- _What is expected_: Return each line containing the string "JSON".

Items from a data source
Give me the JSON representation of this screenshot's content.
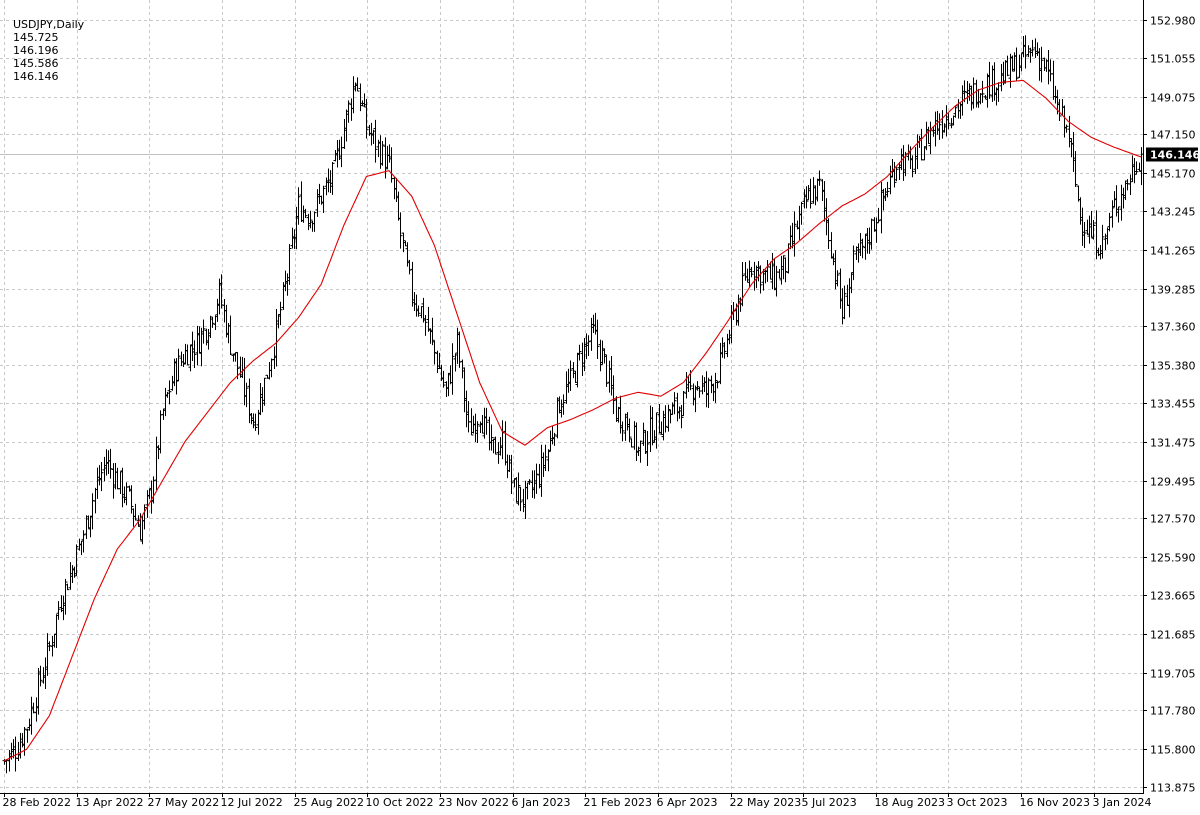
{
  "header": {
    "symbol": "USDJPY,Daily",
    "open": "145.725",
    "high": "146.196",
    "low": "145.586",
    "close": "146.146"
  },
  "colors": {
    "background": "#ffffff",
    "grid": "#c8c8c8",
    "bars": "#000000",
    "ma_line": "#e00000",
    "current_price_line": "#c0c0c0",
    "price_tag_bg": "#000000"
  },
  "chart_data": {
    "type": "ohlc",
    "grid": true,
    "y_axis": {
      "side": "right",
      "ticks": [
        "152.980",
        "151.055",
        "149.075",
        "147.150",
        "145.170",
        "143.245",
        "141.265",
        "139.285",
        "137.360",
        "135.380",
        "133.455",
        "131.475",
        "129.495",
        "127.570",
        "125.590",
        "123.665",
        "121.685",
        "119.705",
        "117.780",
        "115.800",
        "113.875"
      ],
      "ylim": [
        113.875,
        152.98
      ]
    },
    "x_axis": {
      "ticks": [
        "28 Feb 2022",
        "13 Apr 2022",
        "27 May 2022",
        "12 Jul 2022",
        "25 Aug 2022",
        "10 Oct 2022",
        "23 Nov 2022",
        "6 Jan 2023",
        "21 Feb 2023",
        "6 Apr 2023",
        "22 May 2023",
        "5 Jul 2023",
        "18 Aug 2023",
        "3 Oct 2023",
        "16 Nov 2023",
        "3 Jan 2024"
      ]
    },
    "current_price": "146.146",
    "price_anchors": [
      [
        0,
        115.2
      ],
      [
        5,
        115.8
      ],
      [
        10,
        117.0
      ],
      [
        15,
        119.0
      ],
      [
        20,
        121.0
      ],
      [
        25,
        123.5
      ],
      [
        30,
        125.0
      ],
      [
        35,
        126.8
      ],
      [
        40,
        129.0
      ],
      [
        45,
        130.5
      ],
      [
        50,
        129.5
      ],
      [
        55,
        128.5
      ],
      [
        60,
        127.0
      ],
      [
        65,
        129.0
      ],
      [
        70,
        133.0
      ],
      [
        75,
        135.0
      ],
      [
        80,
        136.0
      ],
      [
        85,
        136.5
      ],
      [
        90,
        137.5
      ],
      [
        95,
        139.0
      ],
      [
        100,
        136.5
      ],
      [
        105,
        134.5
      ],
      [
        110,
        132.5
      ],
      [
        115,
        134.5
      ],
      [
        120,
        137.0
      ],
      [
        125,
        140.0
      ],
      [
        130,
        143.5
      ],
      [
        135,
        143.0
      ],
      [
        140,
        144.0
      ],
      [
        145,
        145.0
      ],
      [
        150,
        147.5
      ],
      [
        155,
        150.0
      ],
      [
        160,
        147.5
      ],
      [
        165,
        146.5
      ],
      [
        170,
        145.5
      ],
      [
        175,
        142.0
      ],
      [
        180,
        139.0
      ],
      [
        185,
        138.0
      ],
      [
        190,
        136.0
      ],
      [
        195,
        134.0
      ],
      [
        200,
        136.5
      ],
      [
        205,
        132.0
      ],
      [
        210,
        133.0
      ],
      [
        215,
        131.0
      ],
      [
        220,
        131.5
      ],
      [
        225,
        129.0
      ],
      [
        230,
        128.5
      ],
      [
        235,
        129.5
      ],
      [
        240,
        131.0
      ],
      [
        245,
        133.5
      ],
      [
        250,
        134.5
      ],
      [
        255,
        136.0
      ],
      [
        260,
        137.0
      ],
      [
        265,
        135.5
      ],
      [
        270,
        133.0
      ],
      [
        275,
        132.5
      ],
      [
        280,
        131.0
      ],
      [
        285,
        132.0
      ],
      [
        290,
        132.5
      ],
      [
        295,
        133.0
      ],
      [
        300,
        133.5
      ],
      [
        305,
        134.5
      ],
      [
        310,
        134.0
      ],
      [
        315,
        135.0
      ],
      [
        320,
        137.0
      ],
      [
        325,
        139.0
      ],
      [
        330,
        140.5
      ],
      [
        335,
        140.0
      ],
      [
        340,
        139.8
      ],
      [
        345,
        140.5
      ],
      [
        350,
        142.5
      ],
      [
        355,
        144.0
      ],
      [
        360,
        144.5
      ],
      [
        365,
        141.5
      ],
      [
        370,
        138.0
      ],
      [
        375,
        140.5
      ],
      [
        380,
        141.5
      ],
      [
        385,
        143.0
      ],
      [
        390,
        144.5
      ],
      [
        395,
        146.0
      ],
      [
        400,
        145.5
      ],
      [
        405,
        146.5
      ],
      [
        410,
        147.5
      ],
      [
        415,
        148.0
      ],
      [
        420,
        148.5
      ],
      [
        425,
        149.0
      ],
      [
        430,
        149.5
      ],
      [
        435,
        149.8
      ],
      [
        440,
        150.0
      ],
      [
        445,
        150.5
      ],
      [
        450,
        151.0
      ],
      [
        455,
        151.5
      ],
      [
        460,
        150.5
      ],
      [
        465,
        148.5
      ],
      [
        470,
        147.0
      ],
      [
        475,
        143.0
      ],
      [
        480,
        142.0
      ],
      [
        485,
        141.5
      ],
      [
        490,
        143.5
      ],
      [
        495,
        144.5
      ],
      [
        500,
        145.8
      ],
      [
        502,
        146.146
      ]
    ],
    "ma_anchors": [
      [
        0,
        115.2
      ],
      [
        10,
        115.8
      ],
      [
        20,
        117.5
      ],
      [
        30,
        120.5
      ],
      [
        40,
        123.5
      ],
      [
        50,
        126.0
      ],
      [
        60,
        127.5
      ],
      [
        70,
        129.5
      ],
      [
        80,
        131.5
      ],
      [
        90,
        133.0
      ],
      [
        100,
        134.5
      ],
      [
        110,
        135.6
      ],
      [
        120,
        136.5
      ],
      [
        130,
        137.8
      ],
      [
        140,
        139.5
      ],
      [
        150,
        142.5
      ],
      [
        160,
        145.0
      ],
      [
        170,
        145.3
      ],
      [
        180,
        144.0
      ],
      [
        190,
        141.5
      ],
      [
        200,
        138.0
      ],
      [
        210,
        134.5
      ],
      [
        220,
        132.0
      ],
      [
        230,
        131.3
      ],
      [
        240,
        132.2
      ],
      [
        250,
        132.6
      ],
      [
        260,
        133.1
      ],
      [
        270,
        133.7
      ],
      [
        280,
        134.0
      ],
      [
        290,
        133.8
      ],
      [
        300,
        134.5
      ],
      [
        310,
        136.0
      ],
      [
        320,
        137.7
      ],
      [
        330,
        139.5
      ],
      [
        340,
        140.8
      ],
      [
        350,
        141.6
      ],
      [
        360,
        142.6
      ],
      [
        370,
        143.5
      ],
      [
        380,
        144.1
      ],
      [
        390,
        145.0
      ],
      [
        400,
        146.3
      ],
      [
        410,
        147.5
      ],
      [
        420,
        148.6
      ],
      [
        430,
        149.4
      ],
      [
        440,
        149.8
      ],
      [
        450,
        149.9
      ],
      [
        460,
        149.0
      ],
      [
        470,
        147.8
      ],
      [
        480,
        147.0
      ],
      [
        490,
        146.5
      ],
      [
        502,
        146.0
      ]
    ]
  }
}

---

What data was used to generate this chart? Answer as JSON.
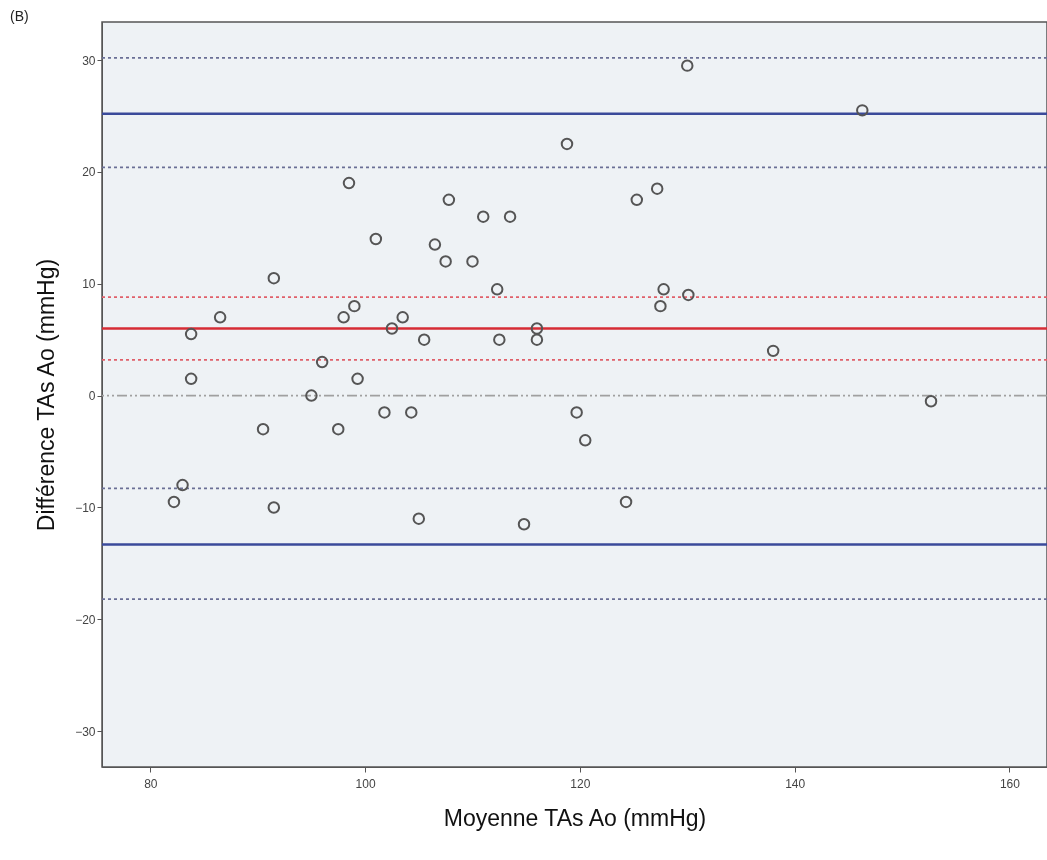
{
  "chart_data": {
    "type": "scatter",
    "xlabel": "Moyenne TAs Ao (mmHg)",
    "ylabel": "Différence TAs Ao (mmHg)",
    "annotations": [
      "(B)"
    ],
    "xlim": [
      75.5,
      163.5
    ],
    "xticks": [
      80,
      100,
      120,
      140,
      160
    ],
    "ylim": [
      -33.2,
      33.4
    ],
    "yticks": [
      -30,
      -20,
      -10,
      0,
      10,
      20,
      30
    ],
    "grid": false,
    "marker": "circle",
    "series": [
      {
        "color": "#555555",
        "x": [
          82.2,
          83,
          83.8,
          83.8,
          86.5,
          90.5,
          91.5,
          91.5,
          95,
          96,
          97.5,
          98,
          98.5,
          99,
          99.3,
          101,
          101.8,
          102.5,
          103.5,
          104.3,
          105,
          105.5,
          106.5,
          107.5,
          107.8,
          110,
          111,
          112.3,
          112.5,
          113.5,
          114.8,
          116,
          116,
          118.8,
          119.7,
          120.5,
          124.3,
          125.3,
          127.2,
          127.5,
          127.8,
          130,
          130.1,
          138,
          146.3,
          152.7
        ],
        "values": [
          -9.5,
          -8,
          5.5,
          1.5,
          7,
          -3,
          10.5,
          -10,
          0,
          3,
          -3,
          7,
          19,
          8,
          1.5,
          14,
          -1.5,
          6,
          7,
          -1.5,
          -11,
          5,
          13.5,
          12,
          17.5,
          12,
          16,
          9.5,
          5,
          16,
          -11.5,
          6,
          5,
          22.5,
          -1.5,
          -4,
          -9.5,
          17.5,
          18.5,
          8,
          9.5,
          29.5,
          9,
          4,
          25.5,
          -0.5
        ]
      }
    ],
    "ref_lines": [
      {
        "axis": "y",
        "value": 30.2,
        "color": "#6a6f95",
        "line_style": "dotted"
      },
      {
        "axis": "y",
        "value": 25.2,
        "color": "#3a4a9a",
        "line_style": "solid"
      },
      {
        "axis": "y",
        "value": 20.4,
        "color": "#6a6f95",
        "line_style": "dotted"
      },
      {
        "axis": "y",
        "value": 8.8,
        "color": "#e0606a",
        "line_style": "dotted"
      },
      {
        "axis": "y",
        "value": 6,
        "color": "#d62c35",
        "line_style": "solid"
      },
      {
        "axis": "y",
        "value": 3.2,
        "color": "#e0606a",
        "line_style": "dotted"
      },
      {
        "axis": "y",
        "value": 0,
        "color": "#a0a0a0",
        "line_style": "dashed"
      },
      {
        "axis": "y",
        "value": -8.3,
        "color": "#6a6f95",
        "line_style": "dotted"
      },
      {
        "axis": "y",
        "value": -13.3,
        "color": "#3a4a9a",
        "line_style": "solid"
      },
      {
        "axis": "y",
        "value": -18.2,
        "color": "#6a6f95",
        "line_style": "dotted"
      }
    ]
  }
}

- _Response_:
Give me the JSON representation of this screenshot's content.
What data was used to generate this chart? Answer as JSON.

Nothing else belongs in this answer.